▶ Aim
Only the pictures are to be left out; set down the rest of the records exactly.

▶ Data for this task
━━━━━━━━

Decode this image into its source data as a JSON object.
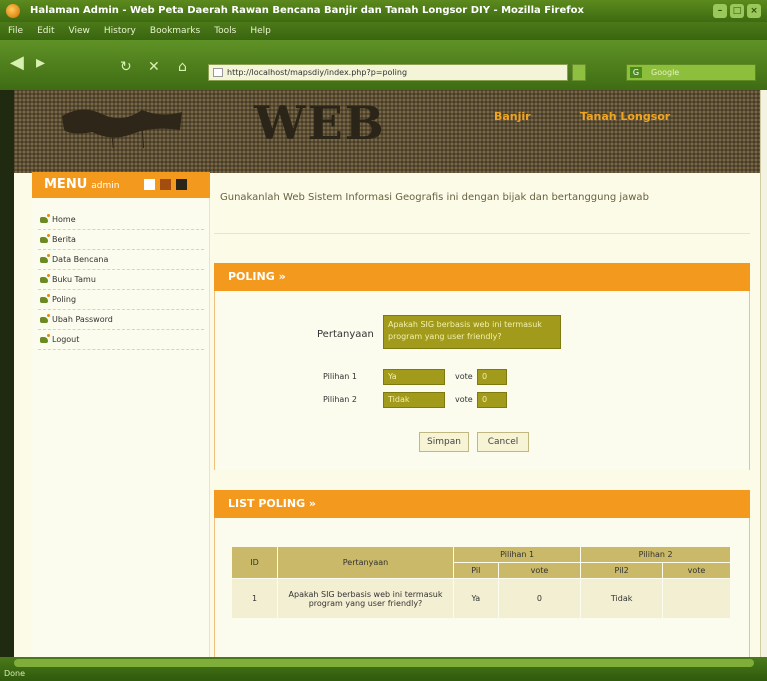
{
  "window": {
    "title": "Halaman Admin - Web Peta Daerah Rawan Bencana Banjir dan Tanah Longsor DIY - Mozilla Firefox",
    "controls": [
      "–",
      "□",
      "×"
    ]
  },
  "menubar": [
    "File",
    "Edit",
    "View",
    "History",
    "Bookmarks",
    "Tools",
    "Help"
  ],
  "nav": {
    "url": "http://localhost/mapsdiy/index.php?p=poling",
    "search_placeholder": "Google"
  },
  "header": {
    "title": "WEB",
    "links": [
      "Banjir",
      "Tanah Longsor"
    ]
  },
  "sidebar": {
    "heading": "MENU",
    "heading_sub": "admin",
    "items": [
      "Home",
      "Berita",
      "Data Bencana",
      "Buku Tamu",
      "Poling",
      "Ubah Password",
      "Logout"
    ]
  },
  "welcome_text": "Gunakanlah Web Sistem Informasi Geografis ini dengan bijak dan bertanggung jawab",
  "poling_form": {
    "heading": "POLING »",
    "question_label": "Pertanyaan",
    "question_value": "Apakah SIG berbasis web ini termasuk program yang user friendly?",
    "option1_label": "Pilihan 1",
    "option1_value": "Ya",
    "option1_vote_label": "vote",
    "option1_vote": "0",
    "option2_label": "Pilihan 2",
    "option2_value": "Tidak",
    "option2_vote_label": "vote",
    "option2_vote": "0",
    "save_label": "Simpan",
    "cancel_label": "Cancel"
  },
  "list_poling": {
    "heading": "LIST POLING »",
    "col_id": "ID",
    "col_question": "Pertanyaan",
    "col_option1": "Pilihan 1",
    "col_option2": "Pilihan 2",
    "sub_pil": "Pil",
    "sub_vote": "vote",
    "sub_pil2": "Pil2",
    "sub_vote2": "vote",
    "rows": [
      {
        "id": "1",
        "question": "Apakah SIG berbasis web ini termasuk program yang user friendly?",
        "pil1": "Ya",
        "vote1": "0",
        "pil2": "Tidak",
        "vote2": ""
      }
    ]
  },
  "status": "Done",
  "colors": {
    "accent": "#f39a1e",
    "field": "#a19a1b",
    "chrome": "#4c7a18"
  }
}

━━━━━━━━

▶ Full output
Decode this image into its source data as a JSON object.
{
  "window": {
    "title": "Halaman Admin - Web Peta Daerah Rawan Bencana Banjir dan Tanah Longsor DIY - Mozilla Firefox",
    "controls": [
      "–",
      "□",
      "×"
    ]
  },
  "menubar": [
    "File",
    "Edit",
    "View",
    "History",
    "Bookmarks",
    "Tools",
    "Help"
  ],
  "nav": {
    "url": "http://localhost/mapsdiy/index.php?p=poling",
    "search_placeholder": "Google"
  },
  "header": {
    "title": "WEB",
    "links": [
      "Banjir",
      "Tanah Longsor"
    ]
  },
  "sidebar": {
    "heading": "MENU",
    "heading_sub": "admin",
    "items": [
      "Home",
      "Berita",
      "Data Bencana",
      "Buku Tamu",
      "Poling",
      "Ubah Password",
      "Logout"
    ]
  },
  "welcome_text": "Gunakanlah Web Sistem Informasi Geografis ini dengan bijak dan bertanggung jawab",
  "poling_form": {
    "heading": "POLING »",
    "question_label": "Pertanyaan",
    "question_value": "Apakah SIG berbasis web ini termasuk program yang user friendly?",
    "option1_label": "Pilihan 1",
    "option1_value": "Ya",
    "option1_vote_label": "vote",
    "option1_vote": "0",
    "option2_label": "Pilihan 2",
    "option2_value": "Tidak",
    "option2_vote_label": "vote",
    "option2_vote": "0",
    "save_label": "Simpan",
    "cancel_label": "Cancel"
  },
  "list_poling": {
    "heading": "LIST POLING »",
    "col_id": "ID",
    "col_question": "Pertanyaan",
    "col_option1": "Pilihan 1",
    "col_option2": "Pilihan 2",
    "sub_pil": "Pil",
    "sub_vote": "vote",
    "sub_pil2": "Pil2",
    "sub_vote2": "vote",
    "rows": [
      {
        "id": "1",
        "question": "Apakah SIG berbasis web ini termasuk program yang user friendly?",
        "pil1": "Ya",
        "vote1": "0",
        "pil2": "Tidak",
        "vote2": ""
      }
    ]
  },
  "status": "Done",
  "colors": {
    "accent": "#f39a1e",
    "field": "#a19a1b",
    "chrome": "#4c7a18"
  }
}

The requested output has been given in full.